___ DATA SUPPLIED
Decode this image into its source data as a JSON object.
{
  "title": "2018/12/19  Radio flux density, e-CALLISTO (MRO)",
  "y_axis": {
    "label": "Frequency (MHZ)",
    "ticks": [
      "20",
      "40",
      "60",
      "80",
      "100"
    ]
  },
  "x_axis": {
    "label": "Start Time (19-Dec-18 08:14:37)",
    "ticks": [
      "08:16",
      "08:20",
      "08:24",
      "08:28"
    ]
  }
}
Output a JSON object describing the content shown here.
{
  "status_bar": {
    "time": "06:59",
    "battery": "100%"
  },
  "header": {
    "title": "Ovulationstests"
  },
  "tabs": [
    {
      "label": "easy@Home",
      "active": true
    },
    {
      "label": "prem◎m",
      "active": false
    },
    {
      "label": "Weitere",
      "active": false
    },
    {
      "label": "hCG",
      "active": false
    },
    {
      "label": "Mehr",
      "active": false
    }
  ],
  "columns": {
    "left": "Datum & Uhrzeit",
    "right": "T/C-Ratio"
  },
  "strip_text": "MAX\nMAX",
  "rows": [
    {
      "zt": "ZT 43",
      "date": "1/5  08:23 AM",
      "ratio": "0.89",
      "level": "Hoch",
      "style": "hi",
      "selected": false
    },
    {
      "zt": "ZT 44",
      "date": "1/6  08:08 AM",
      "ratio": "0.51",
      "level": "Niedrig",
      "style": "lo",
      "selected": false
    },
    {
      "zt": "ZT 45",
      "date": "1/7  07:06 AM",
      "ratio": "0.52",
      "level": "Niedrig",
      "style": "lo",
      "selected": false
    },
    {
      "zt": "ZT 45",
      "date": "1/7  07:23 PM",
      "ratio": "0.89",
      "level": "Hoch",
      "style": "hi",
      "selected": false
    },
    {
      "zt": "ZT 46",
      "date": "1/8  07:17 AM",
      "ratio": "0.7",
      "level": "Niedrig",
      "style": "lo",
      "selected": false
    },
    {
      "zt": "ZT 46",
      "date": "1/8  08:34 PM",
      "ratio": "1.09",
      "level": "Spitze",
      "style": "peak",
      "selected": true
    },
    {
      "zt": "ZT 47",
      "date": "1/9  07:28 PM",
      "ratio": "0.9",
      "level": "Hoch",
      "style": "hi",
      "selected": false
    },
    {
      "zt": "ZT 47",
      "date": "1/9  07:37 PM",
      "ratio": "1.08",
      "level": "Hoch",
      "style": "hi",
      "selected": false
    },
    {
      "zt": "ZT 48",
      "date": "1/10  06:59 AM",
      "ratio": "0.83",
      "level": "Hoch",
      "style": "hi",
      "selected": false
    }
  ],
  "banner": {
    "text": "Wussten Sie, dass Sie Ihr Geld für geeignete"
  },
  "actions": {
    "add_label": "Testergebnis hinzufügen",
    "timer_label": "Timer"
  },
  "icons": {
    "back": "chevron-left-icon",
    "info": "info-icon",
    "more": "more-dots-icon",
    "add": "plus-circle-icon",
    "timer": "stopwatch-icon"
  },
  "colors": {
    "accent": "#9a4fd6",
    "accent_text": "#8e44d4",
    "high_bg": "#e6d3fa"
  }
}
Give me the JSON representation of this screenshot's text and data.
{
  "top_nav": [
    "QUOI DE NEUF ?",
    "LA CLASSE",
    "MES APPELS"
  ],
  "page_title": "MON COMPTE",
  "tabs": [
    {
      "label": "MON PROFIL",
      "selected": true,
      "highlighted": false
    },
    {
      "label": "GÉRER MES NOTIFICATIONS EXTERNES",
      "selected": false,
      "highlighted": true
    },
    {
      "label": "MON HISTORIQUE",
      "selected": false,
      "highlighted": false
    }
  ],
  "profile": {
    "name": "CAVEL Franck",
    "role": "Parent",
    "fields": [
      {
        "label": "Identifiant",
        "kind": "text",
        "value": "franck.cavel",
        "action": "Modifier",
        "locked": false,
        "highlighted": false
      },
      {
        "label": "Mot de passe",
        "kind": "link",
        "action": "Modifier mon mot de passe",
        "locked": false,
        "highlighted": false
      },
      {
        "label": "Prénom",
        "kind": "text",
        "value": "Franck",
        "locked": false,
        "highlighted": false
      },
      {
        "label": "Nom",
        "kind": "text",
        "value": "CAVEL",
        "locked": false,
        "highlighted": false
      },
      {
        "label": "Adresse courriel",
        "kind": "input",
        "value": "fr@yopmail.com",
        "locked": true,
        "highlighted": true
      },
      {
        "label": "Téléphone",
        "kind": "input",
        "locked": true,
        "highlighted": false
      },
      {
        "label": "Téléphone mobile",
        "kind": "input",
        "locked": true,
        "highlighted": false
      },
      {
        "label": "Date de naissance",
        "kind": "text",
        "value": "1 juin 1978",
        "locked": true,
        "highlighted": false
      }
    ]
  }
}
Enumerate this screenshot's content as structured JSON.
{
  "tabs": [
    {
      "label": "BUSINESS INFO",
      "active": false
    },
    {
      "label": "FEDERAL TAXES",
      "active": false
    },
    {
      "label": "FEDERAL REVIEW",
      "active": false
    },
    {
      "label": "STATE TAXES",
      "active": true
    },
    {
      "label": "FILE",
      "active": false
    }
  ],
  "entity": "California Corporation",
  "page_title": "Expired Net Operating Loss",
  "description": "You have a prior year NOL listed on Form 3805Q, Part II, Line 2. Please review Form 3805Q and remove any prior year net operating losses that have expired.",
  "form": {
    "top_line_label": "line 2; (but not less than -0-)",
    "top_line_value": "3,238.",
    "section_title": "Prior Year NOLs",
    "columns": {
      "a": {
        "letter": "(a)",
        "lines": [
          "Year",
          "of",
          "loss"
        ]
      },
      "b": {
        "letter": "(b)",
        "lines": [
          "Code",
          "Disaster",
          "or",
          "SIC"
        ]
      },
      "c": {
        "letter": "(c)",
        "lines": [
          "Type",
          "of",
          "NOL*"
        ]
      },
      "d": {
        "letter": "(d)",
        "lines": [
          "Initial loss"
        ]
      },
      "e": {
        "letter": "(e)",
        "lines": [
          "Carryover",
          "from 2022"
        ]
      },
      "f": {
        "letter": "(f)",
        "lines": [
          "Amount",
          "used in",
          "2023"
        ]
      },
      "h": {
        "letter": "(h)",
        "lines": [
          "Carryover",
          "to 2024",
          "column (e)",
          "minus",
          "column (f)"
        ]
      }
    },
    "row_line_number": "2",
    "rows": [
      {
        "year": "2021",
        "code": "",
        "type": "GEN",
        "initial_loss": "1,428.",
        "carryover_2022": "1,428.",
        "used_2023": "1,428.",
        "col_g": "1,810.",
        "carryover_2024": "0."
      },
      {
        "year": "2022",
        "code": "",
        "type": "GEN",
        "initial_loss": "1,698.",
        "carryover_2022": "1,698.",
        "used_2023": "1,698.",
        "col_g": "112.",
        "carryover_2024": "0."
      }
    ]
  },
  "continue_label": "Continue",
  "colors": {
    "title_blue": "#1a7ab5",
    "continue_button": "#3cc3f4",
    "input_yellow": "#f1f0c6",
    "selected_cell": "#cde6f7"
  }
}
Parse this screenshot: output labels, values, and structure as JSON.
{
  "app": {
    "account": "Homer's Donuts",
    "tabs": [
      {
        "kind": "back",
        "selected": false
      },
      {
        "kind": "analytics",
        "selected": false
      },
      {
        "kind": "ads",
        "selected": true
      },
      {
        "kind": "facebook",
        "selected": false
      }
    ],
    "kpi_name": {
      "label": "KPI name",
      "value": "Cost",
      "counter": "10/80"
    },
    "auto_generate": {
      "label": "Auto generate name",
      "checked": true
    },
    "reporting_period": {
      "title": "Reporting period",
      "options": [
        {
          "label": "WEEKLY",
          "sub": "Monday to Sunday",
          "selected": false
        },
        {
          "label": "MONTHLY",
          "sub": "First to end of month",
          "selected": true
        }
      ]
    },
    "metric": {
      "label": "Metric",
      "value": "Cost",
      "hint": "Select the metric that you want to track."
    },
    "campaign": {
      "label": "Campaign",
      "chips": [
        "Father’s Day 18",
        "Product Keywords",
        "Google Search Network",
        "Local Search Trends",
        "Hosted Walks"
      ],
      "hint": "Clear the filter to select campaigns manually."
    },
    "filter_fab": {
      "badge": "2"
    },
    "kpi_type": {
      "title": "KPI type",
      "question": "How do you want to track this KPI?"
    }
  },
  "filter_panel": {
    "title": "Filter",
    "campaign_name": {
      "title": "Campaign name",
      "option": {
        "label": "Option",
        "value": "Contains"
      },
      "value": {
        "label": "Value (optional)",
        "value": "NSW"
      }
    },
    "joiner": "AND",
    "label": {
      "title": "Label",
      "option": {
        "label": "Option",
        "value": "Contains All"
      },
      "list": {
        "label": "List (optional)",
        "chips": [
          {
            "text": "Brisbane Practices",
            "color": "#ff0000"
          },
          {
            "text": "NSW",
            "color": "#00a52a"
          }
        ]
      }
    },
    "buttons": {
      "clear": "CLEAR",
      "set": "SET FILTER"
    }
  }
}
______
> **PROMPT**
Of all the lines above, how many contain the word "that"? Give the number and nothing else.

> **ANSWER**
2